* MATERIAL SHOWN
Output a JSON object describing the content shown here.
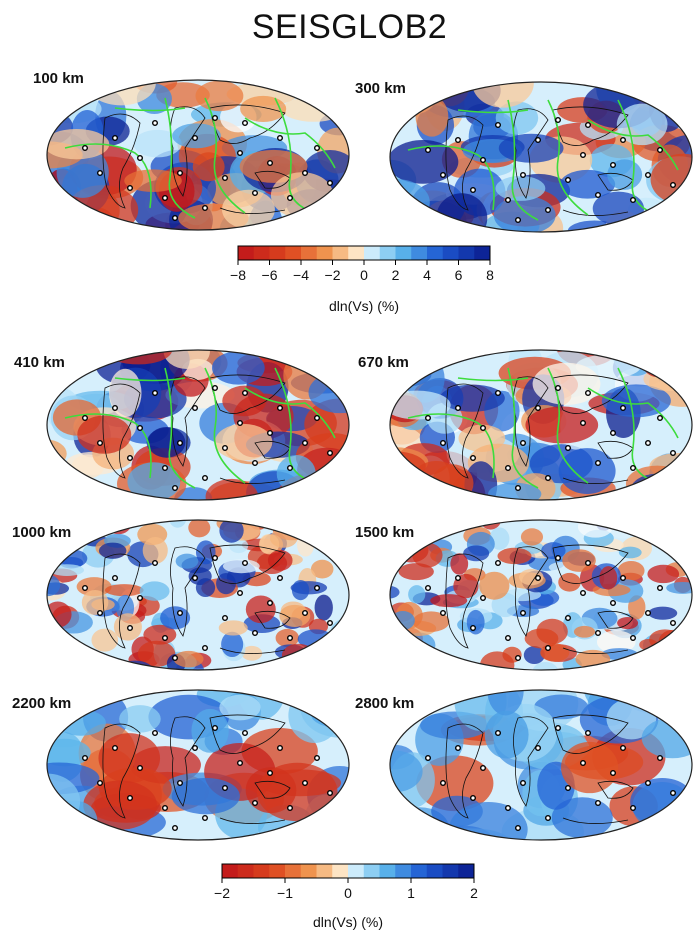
{
  "title": "SEISGLOB2",
  "panels": [
    {
      "depth": "100 km",
      "palette": "upper",
      "plates": true
    },
    {
      "depth": "300 km",
      "palette": "upper",
      "plates": true
    },
    {
      "depth": "410 km",
      "palette": "upper",
      "plates": true
    },
    {
      "depth": "670 km",
      "palette": "upper",
      "plates": true
    },
    {
      "depth": "1000 km",
      "palette": "mid",
      "plates": false
    },
    {
      "depth": "1500 km",
      "palette": "mid",
      "plates": false
    },
    {
      "depth": "2200 km",
      "palette": "lower",
      "plates": false
    },
    {
      "depth": "2800 km",
      "palette": "lower",
      "plates": false
    }
  ],
  "colorbars": [
    {
      "ticks": [
        "−8",
        "−6",
        "−4",
        "−2",
        "0",
        "2",
        "4",
        "6",
        "8"
      ],
      "label": "dln(Vs) (%)",
      "segments": 16
    },
    {
      "ticks": [
        "−2",
        "−1",
        "0",
        "1",
        "2"
      ],
      "label": "dln(Vs) (%)",
      "segments": 16
    }
  ],
  "colors": {
    "slow": "#c0141b",
    "neutral": "#ffffff",
    "fast": "#0a1a8c",
    "plate_boundaries": "#3ddc3d",
    "coastlines": "#111111",
    "hotspots": "#000000"
  }
}
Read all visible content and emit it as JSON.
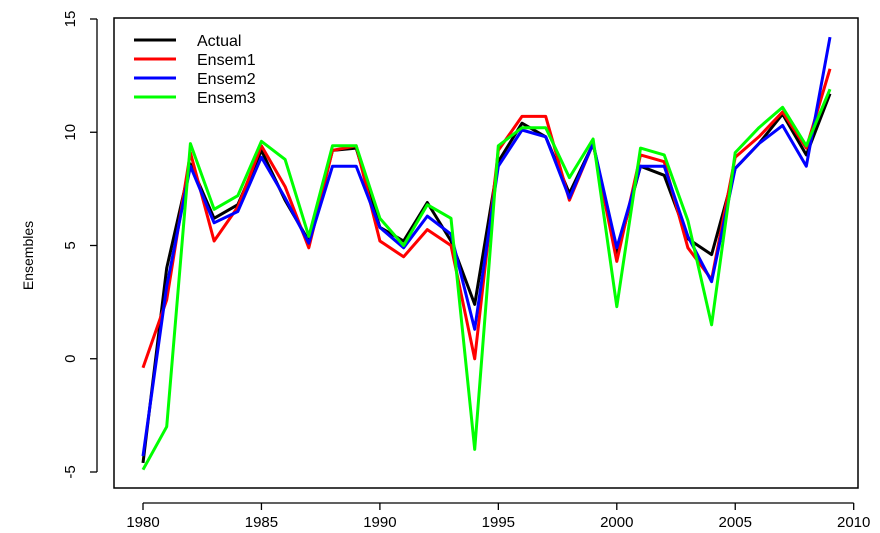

* WHAT YOU NEED TO DO
Take the listing above and print it exactly, apart from the pictures.

* FINAL RESULT
Output a JSON object describing the content shown here.
{
  "title": "SEISGLOB2",
  "panels": [
    {
      "depth": "100 km",
      "palette": "upper",
      "plates": true
    },
    {
      "depth": "300 km",
      "palette": "upper",
      "plates": true
    },
    {
      "depth": "410 km",
      "palette": "upper",
      "plates": true
    },
    {
      "depth": "670 km",
      "palette": "upper",
      "plates": true
    },
    {
      "depth": "1000 km",
      "palette": "mid",
      "plates": false
    },
    {
      "depth": "1500 km",
      "palette": "mid",
      "plates": false
    },
    {
      "depth": "2200 km",
      "palette": "lower",
      "plates": false
    },
    {
      "depth": "2800 km",
      "palette": "lower",
      "plates": false
    }
  ],
  "colorbars": [
    {
      "ticks": [
        "−8",
        "−6",
        "−4",
        "−2",
        "0",
        "2",
        "4",
        "6",
        "8"
      ],
      "label": "dln(Vs) (%)",
      "segments": 16
    },
    {
      "ticks": [
        "−2",
        "−1",
        "0",
        "1",
        "2"
      ],
      "label": "dln(Vs) (%)",
      "segments": 16
    }
  ],
  "colors": {
    "slow": "#c0141b",
    "neutral": "#ffffff",
    "fast": "#0a1a8c",
    "plate_boundaries": "#3ddc3d",
    "coastlines": "#111111",
    "hotspots": "#000000"
  }
}
Read all visible content and emit it as JSON.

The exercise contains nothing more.